WHAT THE TASK ASKS ▸ In the listing below, how many lines contain the word "axis"? Please respond with the number only.

MATERIAL FOR THIS EXERCISE ▸
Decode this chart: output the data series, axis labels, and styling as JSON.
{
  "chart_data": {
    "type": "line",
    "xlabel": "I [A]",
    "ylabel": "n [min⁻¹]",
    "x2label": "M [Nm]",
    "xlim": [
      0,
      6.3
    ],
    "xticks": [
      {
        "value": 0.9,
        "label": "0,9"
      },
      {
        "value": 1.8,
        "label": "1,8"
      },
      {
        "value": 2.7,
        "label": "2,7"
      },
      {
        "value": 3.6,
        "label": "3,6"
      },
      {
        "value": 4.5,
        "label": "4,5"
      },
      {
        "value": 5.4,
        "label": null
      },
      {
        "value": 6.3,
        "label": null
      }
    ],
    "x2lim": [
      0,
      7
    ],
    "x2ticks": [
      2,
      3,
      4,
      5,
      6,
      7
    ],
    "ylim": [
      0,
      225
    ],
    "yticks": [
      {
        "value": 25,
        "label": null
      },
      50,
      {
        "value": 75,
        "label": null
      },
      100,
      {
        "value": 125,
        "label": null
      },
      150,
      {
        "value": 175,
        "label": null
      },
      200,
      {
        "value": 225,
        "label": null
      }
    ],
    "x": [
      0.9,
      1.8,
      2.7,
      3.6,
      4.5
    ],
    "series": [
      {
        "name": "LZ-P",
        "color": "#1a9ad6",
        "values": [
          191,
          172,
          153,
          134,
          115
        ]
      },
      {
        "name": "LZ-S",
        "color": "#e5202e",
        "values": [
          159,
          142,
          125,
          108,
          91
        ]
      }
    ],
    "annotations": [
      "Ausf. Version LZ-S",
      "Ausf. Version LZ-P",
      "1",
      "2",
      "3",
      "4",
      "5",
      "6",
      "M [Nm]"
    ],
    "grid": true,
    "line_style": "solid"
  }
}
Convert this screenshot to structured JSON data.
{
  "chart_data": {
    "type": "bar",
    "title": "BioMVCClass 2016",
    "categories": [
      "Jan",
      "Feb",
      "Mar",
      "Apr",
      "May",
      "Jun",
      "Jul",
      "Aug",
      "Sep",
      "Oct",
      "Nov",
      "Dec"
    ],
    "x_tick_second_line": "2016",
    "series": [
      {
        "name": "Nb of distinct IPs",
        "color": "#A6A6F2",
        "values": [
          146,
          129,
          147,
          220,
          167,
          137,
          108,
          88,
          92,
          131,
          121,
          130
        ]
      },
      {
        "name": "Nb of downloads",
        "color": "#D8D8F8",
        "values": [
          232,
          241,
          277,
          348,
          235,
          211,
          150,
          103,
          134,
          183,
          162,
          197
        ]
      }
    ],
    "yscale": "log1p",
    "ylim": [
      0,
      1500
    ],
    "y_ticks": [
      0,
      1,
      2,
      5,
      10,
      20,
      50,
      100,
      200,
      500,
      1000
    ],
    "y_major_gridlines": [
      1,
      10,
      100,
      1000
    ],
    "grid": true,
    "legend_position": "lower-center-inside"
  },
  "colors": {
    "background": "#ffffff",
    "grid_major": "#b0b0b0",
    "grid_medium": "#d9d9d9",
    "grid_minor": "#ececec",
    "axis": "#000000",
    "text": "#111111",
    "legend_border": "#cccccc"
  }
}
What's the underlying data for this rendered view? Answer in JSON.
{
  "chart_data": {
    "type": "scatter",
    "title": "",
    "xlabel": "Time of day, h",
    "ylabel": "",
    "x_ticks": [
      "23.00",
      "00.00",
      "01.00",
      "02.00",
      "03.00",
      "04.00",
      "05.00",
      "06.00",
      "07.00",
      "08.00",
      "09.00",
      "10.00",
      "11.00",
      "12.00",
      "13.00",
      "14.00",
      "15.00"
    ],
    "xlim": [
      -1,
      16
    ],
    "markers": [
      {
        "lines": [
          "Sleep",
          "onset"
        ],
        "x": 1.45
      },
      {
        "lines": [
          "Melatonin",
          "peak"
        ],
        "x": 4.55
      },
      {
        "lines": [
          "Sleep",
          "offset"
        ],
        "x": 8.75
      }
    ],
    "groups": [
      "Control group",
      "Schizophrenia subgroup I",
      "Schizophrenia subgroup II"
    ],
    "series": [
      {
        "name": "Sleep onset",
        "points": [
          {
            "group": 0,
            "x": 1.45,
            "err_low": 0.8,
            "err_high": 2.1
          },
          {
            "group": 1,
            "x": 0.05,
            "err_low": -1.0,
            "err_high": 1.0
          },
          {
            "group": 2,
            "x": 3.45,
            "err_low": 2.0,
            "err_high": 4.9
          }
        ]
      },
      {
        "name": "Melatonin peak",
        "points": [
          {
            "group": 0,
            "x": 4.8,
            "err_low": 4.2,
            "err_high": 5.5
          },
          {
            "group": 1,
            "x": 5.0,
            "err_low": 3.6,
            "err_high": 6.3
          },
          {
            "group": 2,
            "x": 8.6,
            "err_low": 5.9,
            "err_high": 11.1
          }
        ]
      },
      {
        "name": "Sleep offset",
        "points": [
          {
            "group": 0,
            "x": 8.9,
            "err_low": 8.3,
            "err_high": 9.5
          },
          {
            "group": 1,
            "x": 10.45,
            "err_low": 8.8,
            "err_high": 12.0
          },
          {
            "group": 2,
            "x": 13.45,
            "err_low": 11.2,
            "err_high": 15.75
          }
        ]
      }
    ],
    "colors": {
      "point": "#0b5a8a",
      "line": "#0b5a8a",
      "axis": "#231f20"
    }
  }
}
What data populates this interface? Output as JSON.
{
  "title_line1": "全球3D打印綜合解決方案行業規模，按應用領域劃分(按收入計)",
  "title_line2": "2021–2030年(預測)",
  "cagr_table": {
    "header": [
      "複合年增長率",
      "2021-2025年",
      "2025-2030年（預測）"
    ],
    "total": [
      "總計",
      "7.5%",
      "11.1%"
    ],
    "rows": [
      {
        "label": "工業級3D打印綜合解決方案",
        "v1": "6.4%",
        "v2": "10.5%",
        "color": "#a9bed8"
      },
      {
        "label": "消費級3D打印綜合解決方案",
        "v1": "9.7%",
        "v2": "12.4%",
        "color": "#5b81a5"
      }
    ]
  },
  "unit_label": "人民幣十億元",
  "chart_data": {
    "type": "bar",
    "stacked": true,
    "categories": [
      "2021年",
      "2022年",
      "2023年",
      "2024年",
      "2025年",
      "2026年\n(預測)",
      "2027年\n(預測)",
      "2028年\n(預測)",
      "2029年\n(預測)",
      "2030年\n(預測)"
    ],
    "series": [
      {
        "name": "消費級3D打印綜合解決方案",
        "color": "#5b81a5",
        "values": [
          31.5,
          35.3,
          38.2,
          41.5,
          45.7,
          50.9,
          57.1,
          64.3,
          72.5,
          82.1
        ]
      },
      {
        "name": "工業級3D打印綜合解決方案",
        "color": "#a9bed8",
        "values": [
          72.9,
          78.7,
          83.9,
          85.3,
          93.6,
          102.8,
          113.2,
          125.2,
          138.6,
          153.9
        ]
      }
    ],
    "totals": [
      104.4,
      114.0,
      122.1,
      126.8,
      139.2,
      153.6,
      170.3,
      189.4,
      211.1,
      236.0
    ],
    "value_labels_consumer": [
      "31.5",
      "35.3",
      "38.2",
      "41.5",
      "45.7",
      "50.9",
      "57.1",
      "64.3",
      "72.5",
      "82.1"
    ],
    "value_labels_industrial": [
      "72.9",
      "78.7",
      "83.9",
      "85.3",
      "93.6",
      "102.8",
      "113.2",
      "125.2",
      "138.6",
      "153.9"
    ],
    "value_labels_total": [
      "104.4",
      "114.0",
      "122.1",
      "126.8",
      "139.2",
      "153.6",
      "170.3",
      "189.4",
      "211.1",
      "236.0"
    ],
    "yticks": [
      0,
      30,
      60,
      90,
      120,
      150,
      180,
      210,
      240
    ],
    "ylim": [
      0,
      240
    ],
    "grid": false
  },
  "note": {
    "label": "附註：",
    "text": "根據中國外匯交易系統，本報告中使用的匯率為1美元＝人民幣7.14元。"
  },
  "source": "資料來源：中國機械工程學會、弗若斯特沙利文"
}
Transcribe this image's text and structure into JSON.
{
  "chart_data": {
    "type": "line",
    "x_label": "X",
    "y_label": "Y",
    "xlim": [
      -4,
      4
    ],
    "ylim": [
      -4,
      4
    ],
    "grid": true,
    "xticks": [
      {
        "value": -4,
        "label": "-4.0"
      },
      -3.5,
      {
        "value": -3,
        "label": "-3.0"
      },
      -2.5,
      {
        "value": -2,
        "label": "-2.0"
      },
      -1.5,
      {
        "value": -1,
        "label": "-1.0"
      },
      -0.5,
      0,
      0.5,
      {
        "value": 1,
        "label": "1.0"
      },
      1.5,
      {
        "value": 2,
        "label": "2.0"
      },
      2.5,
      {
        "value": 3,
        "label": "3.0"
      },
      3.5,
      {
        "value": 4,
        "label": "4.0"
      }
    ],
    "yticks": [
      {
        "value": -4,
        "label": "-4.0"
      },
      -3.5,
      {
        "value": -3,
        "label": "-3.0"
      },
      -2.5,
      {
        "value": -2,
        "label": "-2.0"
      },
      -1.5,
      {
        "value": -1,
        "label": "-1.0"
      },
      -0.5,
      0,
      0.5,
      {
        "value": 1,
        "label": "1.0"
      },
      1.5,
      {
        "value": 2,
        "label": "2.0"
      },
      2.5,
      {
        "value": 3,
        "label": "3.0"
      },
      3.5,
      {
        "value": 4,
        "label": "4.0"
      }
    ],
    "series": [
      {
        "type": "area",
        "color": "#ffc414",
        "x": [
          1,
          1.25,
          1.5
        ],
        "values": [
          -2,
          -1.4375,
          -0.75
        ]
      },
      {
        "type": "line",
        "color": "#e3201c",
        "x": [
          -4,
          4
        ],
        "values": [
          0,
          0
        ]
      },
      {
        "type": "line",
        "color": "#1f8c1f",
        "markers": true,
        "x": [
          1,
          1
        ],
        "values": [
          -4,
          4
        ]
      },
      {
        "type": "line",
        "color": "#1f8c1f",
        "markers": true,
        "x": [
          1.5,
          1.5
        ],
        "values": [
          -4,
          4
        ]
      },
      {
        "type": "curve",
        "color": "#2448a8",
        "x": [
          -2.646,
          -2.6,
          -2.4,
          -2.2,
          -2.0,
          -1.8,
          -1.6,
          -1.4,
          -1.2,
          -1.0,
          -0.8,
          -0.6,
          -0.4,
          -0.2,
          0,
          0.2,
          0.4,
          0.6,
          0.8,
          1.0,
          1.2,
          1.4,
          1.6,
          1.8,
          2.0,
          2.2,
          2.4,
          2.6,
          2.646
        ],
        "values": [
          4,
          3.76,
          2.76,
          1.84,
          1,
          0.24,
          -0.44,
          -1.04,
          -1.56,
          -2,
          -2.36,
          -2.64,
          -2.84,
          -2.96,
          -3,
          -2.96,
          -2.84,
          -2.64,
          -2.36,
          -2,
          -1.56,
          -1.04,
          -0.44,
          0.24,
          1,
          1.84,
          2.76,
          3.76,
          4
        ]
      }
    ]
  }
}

COMPLETED EXERCISE ▸ 3